Records about charts and figures
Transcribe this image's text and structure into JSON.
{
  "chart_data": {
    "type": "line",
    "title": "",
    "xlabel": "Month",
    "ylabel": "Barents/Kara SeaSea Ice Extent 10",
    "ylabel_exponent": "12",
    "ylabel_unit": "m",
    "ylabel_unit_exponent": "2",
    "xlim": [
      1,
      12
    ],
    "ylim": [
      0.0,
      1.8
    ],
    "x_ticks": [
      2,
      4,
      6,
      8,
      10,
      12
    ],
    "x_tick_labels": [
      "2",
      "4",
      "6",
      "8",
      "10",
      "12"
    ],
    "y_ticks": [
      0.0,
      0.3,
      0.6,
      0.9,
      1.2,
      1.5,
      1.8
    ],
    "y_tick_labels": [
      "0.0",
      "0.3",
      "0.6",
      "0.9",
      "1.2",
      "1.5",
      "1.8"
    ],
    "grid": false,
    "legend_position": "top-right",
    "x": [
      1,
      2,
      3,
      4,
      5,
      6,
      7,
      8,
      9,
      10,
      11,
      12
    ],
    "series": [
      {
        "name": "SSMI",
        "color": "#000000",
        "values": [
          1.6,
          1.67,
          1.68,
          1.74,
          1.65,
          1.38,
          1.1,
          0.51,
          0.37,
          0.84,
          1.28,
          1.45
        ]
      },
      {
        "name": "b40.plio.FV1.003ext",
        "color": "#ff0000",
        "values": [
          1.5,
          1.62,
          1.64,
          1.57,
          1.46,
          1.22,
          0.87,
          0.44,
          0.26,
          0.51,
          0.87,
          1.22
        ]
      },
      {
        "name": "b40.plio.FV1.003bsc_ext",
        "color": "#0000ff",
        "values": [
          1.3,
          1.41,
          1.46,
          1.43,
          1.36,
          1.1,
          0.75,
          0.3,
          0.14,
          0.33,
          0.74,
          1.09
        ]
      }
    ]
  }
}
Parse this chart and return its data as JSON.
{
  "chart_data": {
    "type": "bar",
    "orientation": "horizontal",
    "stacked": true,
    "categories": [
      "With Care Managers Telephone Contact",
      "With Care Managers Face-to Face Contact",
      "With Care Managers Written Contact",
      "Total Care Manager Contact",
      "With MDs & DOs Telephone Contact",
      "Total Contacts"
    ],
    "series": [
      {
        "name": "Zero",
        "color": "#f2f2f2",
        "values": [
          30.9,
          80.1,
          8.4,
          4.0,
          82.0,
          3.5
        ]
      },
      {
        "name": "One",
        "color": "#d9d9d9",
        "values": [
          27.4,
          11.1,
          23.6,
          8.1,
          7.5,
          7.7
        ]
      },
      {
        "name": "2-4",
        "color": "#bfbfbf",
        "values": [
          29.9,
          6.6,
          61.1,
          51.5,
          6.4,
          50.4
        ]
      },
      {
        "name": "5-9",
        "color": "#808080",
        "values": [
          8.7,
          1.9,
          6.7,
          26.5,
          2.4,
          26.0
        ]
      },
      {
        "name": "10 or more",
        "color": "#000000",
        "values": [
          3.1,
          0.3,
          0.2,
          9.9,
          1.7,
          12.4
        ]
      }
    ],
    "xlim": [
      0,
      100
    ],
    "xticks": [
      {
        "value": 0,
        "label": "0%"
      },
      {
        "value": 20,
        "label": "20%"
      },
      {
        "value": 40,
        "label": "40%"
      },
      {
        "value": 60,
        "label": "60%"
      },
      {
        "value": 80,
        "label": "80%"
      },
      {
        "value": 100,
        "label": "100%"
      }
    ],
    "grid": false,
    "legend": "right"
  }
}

# GIVEN PROBLEM
Set every line of the listing down word for word.

# SOLUTION TO THIS PROBLEM
Transcribe this image's text and structure into JSON.
{
  "chart_data": {
    "type": "line",
    "title": "",
    "xlabel": "Month",
    "ylabel": "Barents/Kara SeaSea Ice Extent 10",
    "ylabel_exponent": "12",
    "ylabel_unit": "m",
    "ylabel_unit_exponent": "2",
    "xlim": [
      1,
      12
    ],
    "ylim": [
      0.0,
      1.8
    ],
    "x_ticks": [
      2,
      4,
      6,
      8,
      10,
      12
    ],
    "x_tick_labels": [
      "2",
      "4",
      "6",
      "8",
      "10",
      "12"
    ],
    "y_ticks": [
      0.0,
      0.3,
      0.6,
      0.9,
      1.2,
      1.5,
      1.8
    ],
    "y_tick_labels": [
      "0.0",
      "0.3",
      "0.6",
      "0.9",
      "1.2",
      "1.5",
      "1.8"
    ],
    "grid": false,
    "legend_position": "top-right",
    "x": [
      1,
      2,
      3,
      4,
      5,
      6,
      7,
      8,
      9,
      10,
      11,
      12
    ],
    "series": [
      {
        "name": "SSMI",
        "color": "#000000",
        "values": [
          1.6,
          1.67,
          1.68,
          1.74,
          1.65,
          1.38,
          1.1,
          0.51,
          0.37,
          0.84,
          1.28,
          1.45
        ]
      },
      {
        "name": "b40.plio.FV1.003ext",
        "color": "#ff0000",
        "values": [
          1.5,
          1.62,
          1.64,
          1.57,
          1.46,
          1.22,
          0.87,
          0.44,
          0.26,
          0.51,
          0.87,
          1.22
        ]
      },
      {
        "name": "b40.plio.FV1.003bsc_ext",
        "color": "#0000ff",
        "values": [
          1.3,
          1.41,
          1.46,
          1.43,
          1.36,
          1.1,
          0.75,
          0.3,
          0.14,
          0.33,
          0.74,
          1.09
        ]
      }
    ]
  }
}
Parse this chart and return its data as JSON.
{
  "chart_data": {
    "type": "bar",
    "orientation": "horizontal",
    "stacked": true,
    "categories": [
      "With Care Managers Telephone Contact",
      "With Care Managers Face-to Face Contact",
      "With Care Managers Written Contact",
      "Total Care Manager Contact",
      "With MDs & DOs Telephone Contact",
      "Total Contacts"
    ],
    "series": [
      {
        "name": "Zero",
        "color": "#f2f2f2",
        "values": [
          30.9,
          80.1,
          8.4,
          4.0,
          82.0,
          3.5
        ]
      },
      {
        "name": "One",
        "color": "#d9d9d9",
        "values": [
          27.4,
          11.1,
          23.6,
          8.1,
          7.5,
          7.7
        ]
      },
      {
        "name": "2-4",
        "color": "#bfbfbf",
        "values": [
          29.9,
          6.6,
          61.1,
          51.5,
          6.4,
          50.4
        ]
      },
      {
        "name": "5-9",
        "color": "#808080",
        "values": [
          8.7,
          1.9,
          6.7,
          26.5,
          2.4,
          26.0
        ]
      },
      {
        "name": "10 or more",
        "color": "#000000",
        "values": [
          3.1,
          0.3,
          0.2,
          9.9,
          1.7,
          12.4
        ]
      }
    ],
    "xlim": [
      0,
      100
    ],
    "xticks": [
      {
        "value": 0,
        "label": "0%"
      },
      {
        "value": 20,
        "label": "20%"
      },
      {
        "value": 40,
        "label": "40%"
      },
      {
        "value": 60,
        "label": "60%"
      },
      {
        "value": 80,
        "label": "80%"
      },
      {
        "value": 100,
        "label": "100%"
      }
    ],
    "grid": false,
    "legend": "right"
  }
}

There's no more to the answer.